* Requirement
Lines containing the word "Hold" are to be located and copied.

* Task data
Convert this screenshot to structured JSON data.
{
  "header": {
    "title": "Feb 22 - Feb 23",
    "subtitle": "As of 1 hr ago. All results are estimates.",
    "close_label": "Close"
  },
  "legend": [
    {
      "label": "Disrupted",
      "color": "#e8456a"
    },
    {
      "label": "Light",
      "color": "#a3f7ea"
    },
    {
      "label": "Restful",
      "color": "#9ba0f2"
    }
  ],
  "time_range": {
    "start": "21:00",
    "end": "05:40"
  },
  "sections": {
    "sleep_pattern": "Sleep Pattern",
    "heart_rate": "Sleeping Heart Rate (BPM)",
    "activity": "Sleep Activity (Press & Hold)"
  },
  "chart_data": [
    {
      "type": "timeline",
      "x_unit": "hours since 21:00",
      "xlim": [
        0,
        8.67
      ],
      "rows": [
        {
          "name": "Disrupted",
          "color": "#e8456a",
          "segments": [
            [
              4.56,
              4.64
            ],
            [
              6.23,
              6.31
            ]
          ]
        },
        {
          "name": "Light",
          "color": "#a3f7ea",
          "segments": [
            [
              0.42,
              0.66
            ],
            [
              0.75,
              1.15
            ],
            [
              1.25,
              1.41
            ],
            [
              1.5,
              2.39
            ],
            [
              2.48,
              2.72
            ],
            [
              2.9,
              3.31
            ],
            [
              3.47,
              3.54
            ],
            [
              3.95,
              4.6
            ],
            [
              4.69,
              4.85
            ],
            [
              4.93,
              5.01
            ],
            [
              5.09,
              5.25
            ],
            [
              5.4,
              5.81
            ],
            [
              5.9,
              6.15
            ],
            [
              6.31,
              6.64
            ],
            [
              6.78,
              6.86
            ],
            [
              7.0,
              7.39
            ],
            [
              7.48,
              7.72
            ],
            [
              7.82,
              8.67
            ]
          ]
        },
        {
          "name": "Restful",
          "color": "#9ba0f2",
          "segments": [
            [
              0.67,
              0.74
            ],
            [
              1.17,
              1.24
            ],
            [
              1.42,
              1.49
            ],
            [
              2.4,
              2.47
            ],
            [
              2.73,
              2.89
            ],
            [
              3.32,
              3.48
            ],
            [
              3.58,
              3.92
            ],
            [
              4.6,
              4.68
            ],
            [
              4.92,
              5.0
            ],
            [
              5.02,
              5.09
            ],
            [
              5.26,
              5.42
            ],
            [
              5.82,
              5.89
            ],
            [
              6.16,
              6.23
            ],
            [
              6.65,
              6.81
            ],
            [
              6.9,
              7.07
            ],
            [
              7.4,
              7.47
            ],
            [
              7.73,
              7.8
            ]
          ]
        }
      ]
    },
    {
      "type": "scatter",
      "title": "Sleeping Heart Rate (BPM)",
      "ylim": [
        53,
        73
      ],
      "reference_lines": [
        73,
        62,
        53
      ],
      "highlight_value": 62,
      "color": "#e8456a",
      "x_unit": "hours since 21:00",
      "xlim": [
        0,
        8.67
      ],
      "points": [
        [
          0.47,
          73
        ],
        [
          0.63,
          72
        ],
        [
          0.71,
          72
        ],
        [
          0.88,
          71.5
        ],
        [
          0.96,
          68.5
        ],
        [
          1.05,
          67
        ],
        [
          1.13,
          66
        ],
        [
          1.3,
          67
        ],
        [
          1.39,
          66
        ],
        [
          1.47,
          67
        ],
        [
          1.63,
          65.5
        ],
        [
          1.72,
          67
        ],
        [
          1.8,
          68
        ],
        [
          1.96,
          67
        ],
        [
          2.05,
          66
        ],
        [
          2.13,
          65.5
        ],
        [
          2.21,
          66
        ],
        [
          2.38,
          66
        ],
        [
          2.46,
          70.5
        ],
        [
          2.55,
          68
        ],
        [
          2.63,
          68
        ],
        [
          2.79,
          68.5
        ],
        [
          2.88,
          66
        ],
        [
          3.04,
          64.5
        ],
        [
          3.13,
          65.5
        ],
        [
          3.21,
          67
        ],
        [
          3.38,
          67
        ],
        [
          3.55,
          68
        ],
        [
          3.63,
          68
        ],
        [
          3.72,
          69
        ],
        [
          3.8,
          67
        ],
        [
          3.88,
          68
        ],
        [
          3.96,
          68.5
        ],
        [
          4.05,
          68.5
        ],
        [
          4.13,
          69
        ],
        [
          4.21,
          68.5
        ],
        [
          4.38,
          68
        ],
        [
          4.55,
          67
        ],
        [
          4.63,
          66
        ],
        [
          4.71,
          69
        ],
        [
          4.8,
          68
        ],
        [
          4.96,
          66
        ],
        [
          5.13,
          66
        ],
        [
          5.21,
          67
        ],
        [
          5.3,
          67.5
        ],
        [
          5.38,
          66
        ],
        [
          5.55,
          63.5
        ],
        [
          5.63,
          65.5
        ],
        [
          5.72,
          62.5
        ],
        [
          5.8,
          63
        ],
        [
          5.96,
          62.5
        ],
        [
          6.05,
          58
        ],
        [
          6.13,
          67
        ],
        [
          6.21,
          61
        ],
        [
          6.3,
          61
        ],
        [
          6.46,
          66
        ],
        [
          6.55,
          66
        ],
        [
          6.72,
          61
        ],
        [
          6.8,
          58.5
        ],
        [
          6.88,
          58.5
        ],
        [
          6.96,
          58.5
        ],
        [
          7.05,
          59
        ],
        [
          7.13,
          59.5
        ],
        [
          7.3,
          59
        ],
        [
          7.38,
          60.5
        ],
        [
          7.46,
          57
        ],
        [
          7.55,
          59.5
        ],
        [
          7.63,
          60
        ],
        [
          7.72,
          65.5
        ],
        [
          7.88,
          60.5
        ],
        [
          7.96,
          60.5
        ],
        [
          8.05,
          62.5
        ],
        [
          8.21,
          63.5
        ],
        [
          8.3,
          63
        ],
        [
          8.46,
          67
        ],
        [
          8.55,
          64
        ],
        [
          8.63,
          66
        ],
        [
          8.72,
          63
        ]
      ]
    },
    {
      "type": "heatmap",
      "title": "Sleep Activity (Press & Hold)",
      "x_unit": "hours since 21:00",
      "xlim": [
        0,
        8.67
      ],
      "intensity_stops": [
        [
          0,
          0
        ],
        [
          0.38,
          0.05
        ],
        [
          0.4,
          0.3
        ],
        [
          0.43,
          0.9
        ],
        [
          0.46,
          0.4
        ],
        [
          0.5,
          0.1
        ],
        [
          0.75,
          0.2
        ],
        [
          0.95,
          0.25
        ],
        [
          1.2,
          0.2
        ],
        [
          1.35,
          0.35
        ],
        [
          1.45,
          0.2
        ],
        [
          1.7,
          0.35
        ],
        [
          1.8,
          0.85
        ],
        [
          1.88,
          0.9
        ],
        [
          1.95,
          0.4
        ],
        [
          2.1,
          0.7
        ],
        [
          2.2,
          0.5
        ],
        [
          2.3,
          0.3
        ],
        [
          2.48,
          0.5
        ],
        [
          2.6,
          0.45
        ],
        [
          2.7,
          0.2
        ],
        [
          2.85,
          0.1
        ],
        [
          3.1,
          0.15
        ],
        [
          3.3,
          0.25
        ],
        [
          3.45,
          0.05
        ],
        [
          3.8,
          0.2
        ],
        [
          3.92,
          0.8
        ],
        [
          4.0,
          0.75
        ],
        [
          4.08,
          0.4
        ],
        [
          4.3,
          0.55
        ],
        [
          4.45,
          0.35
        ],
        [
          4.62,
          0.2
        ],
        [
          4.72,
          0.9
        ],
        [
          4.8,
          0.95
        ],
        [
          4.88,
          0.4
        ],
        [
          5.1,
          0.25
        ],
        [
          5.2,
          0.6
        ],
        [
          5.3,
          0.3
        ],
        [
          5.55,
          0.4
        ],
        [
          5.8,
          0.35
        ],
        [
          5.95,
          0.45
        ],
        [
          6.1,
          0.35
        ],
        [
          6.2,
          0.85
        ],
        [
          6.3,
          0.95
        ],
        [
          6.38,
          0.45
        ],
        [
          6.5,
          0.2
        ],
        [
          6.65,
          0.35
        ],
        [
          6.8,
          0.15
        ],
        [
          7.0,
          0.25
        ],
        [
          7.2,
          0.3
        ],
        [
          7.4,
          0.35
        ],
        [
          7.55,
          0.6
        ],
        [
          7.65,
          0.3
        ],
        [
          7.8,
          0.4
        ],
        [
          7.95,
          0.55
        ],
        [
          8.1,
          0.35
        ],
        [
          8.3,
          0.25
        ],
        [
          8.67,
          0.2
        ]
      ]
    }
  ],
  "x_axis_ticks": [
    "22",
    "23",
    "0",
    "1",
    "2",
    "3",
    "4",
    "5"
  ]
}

* Expected output
    "activity": "Sleep Activity (Press & Hold)"
      "title": "Sleep Activity (Press & Hold)",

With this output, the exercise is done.